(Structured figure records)
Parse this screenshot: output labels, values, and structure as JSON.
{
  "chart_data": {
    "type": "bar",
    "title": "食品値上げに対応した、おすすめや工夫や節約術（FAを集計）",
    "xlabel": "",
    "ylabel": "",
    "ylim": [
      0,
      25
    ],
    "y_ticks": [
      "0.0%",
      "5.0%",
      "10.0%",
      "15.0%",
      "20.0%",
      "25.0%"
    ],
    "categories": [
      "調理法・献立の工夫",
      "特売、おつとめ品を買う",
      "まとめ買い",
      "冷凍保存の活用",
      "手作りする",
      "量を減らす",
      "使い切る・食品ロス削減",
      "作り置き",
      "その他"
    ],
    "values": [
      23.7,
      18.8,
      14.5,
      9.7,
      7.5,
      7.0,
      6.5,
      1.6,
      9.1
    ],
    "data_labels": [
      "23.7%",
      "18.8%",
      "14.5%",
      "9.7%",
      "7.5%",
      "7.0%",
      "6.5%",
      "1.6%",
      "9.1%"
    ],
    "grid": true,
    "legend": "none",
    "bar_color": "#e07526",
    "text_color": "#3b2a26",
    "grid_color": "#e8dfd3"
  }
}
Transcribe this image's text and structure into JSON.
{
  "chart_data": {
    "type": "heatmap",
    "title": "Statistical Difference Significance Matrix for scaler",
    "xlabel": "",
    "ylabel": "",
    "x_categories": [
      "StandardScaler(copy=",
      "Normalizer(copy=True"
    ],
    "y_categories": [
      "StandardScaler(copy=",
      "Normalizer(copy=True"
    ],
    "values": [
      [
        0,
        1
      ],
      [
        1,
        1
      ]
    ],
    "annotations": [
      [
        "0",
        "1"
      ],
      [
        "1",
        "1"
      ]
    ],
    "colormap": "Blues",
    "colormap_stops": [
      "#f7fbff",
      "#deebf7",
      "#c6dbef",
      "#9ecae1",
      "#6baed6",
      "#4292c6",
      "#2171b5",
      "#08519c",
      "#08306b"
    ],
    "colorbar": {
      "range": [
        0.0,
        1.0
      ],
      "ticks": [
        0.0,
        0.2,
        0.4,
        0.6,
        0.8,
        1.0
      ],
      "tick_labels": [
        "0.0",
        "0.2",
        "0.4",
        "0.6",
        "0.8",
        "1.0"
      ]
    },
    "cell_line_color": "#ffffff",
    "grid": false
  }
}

> Prompt
Give every line of the material again, exactly as it reads.

> Exercise output
Parse this screenshot: output labels, values, and structure as JSON.
{
  "chart_data": {
    "type": "bar",
    "title": "食品値上げに対応した、おすすめや工夫や節約術（FAを集計）",
    "xlabel": "",
    "ylabel": "",
    "ylim": [
      0,
      25
    ],
    "y_ticks": [
      "0.0%",
      "5.0%",
      "10.0%",
      "15.0%",
      "20.0%",
      "25.0%"
    ],
    "categories": [
      "調理法・献立の工夫",
      "特売、おつとめ品を買う",
      "まとめ買い",
      "冷凍保存の活用",
      "手作りする",
      "量を減らす",
      "使い切る・食品ロス削減",
      "作り置き",
      "その他"
    ],
    "values": [
      23.7,
      18.8,
      14.5,
      9.7,
      7.5,
      7.0,
      6.5,
      1.6,
      9.1
    ],
    "data_labels": [
      "23.7%",
      "18.8%",
      "14.5%",
      "9.7%",
      "7.5%",
      "7.0%",
      "6.5%",
      "1.6%",
      "9.1%"
    ],
    "grid": true,
    "legend": "none",
    "bar_color": "#e07526",
    "text_color": "#3b2a26",
    "grid_color": "#e8dfd3"
  }
}
Transcribe this image's text and structure into JSON.
{
  "chart_data": {
    "type": "heatmap",
    "title": "Statistical Difference Significance Matrix for scaler",
    "xlabel": "",
    "ylabel": "",
    "x_categories": [
      "StandardScaler(copy=",
      "Normalizer(copy=True"
    ],
    "y_categories": [
      "StandardScaler(copy=",
      "Normalizer(copy=True"
    ],
    "values": [
      [
        0,
        1
      ],
      [
        1,
        1
      ]
    ],
    "annotations": [
      [
        "0",
        "1"
      ],
      [
        "1",
        "1"
      ]
    ],
    "colormap": "Blues",
    "colormap_stops": [
      "#f7fbff",
      "#deebf7",
      "#c6dbef",
      "#9ecae1",
      "#6baed6",
      "#4292c6",
      "#2171b5",
      "#08519c",
      "#08306b"
    ],
    "colorbar": {
      "range": [
        0.0,
        1.0
      ],
      "ticks": [
        0.0,
        0.2,
        0.4,
        0.6,
        0.8,
        1.0
      ],
      "tick_labels": [
        "0.0",
        "0.2",
        "0.4",
        "0.6",
        "0.8",
        "1.0"
      ]
    },
    "cell_line_color": "#ffffff",
    "grid": false
  }
}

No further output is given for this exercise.